## TASK BRIEF
Restate the whole of the material. Keep every word, and drop the pictures.

## DATASET ENTRIES
════════════════
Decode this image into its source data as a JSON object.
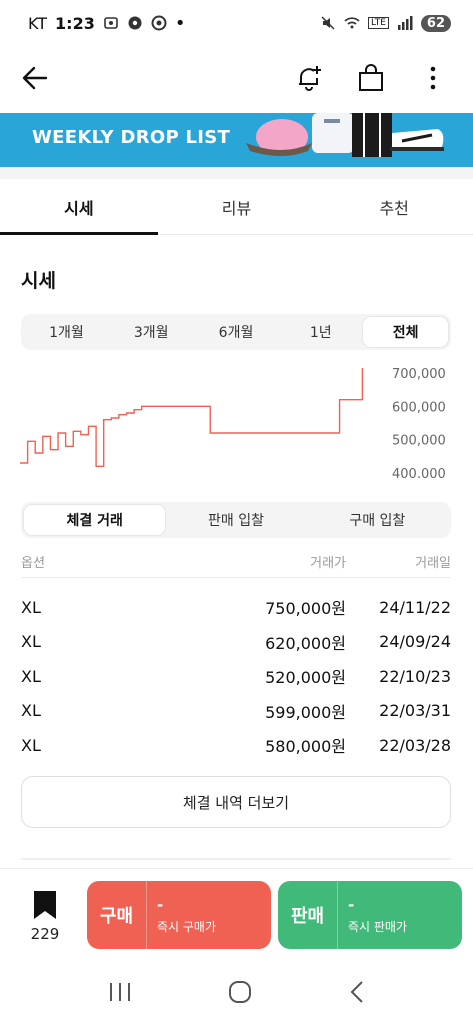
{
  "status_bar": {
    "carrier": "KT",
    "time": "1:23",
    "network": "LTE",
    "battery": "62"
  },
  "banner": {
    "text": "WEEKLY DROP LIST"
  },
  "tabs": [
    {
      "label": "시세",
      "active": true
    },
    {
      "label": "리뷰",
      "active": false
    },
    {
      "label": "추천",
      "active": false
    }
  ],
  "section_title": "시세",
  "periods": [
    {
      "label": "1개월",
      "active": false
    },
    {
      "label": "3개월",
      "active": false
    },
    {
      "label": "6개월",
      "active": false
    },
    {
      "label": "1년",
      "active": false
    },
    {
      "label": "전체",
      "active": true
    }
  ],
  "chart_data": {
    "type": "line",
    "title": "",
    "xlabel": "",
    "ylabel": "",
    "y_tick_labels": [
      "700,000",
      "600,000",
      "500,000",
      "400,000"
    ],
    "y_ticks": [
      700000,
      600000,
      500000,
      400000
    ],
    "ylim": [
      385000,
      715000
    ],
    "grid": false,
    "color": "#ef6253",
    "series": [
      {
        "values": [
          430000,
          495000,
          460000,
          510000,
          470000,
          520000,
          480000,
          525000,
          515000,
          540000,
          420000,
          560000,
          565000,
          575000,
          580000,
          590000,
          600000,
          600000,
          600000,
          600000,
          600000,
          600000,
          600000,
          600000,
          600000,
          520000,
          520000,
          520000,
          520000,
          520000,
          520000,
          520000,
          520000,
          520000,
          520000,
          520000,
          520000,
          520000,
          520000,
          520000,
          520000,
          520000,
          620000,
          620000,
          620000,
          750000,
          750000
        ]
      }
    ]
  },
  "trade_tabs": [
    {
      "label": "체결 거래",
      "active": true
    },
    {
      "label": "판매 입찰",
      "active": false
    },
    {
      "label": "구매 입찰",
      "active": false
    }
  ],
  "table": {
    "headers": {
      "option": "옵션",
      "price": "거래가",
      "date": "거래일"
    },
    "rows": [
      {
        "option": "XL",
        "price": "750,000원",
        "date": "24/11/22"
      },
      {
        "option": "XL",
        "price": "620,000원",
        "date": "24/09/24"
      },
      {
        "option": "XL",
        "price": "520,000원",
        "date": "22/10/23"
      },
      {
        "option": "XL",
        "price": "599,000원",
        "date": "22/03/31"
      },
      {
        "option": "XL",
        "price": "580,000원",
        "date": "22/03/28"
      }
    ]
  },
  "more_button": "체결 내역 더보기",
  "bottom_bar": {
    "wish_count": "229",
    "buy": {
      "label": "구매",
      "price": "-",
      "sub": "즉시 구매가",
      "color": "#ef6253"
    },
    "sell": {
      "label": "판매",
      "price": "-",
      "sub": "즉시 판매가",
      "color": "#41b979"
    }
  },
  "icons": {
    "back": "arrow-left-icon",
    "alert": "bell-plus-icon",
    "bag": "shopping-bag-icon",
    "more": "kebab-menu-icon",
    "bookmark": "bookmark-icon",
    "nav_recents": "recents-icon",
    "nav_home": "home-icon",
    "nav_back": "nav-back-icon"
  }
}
════════════════
## THE COMPLETED TASK
Decode this image into its source data as a JSON object.
{
  "status_bar": {
    "carrier": "KT",
    "time": "1:23",
    "network": "LTE",
    "battery": "62"
  },
  "banner": {
    "text": "WEEKLY DROP LIST"
  },
  "tabs": [
    {
      "label": "시세",
      "active": true
    },
    {
      "label": "리뷰",
      "active": false
    },
    {
      "label": "추천",
      "active": false
    }
  ],
  "section_title": "시세",
  "periods": [
    {
      "label": "1개월",
      "active": false
    },
    {
      "label": "3개월",
      "active": false
    },
    {
      "label": "6개월",
      "active": false
    },
    {
      "label": "1년",
      "active": false
    },
    {
      "label": "전체",
      "active": true
    }
  ],
  "chart_data": {
    "type": "line",
    "title": "",
    "xlabel": "",
    "ylabel": "",
    "y_tick_labels": [
      "700,000",
      "600,000",
      "500,000",
      "400,000"
    ],
    "y_ticks": [
      700000,
      600000,
      500000,
      400000
    ],
    "ylim": [
      385000,
      715000
    ],
    "grid": false,
    "color": "#ef6253",
    "series": [
      {
        "values": [
          430000,
          495000,
          460000,
          510000,
          470000,
          520000,
          480000,
          525000,
          515000,
          540000,
          420000,
          560000,
          565000,
          575000,
          580000,
          590000,
          600000,
          600000,
          600000,
          600000,
          600000,
          600000,
          600000,
          600000,
          600000,
          520000,
          520000,
          520000,
          520000,
          520000,
          520000,
          520000,
          520000,
          520000,
          520000,
          520000,
          520000,
          520000,
          520000,
          520000,
          520000,
          520000,
          620000,
          620000,
          620000,
          750000,
          750000
        ]
      }
    ]
  },
  "trade_tabs": [
    {
      "label": "체결 거래",
      "active": true
    },
    {
      "label": "판매 입찰",
      "active": false
    },
    {
      "label": "구매 입찰",
      "active": false
    }
  ],
  "table": {
    "headers": {
      "option": "옵션",
      "price": "거래가",
      "date": "거래일"
    },
    "rows": [
      {
        "option": "XL",
        "price": "750,000원",
        "date": "24/11/22"
      },
      {
        "option": "XL",
        "price": "620,000원",
        "date": "24/09/24"
      },
      {
        "option": "XL",
        "price": "520,000원",
        "date": "22/10/23"
      },
      {
        "option": "XL",
        "price": "599,000원",
        "date": "22/03/31"
      },
      {
        "option": "XL",
        "price": "580,000원",
        "date": "22/03/28"
      }
    ]
  },
  "more_button": "체결 내역 더보기",
  "bottom_bar": {
    "wish_count": "229",
    "buy": {
      "label": "구매",
      "price": "-",
      "sub": "즉시 구매가",
      "color": "#ef6253"
    },
    "sell": {
      "label": "판매",
      "price": "-",
      "sub": "즉시 판매가",
      "color": "#41b979"
    }
  },
  "icons": {
    "back": "arrow-left-icon",
    "alert": "bell-plus-icon",
    "bag": "shopping-bag-icon",
    "more": "kebab-menu-icon",
    "bookmark": "bookmark-icon",
    "nav_recents": "recents-icon",
    "nav_home": "home-icon",
    "nav_back": "nav-back-icon"
  }
}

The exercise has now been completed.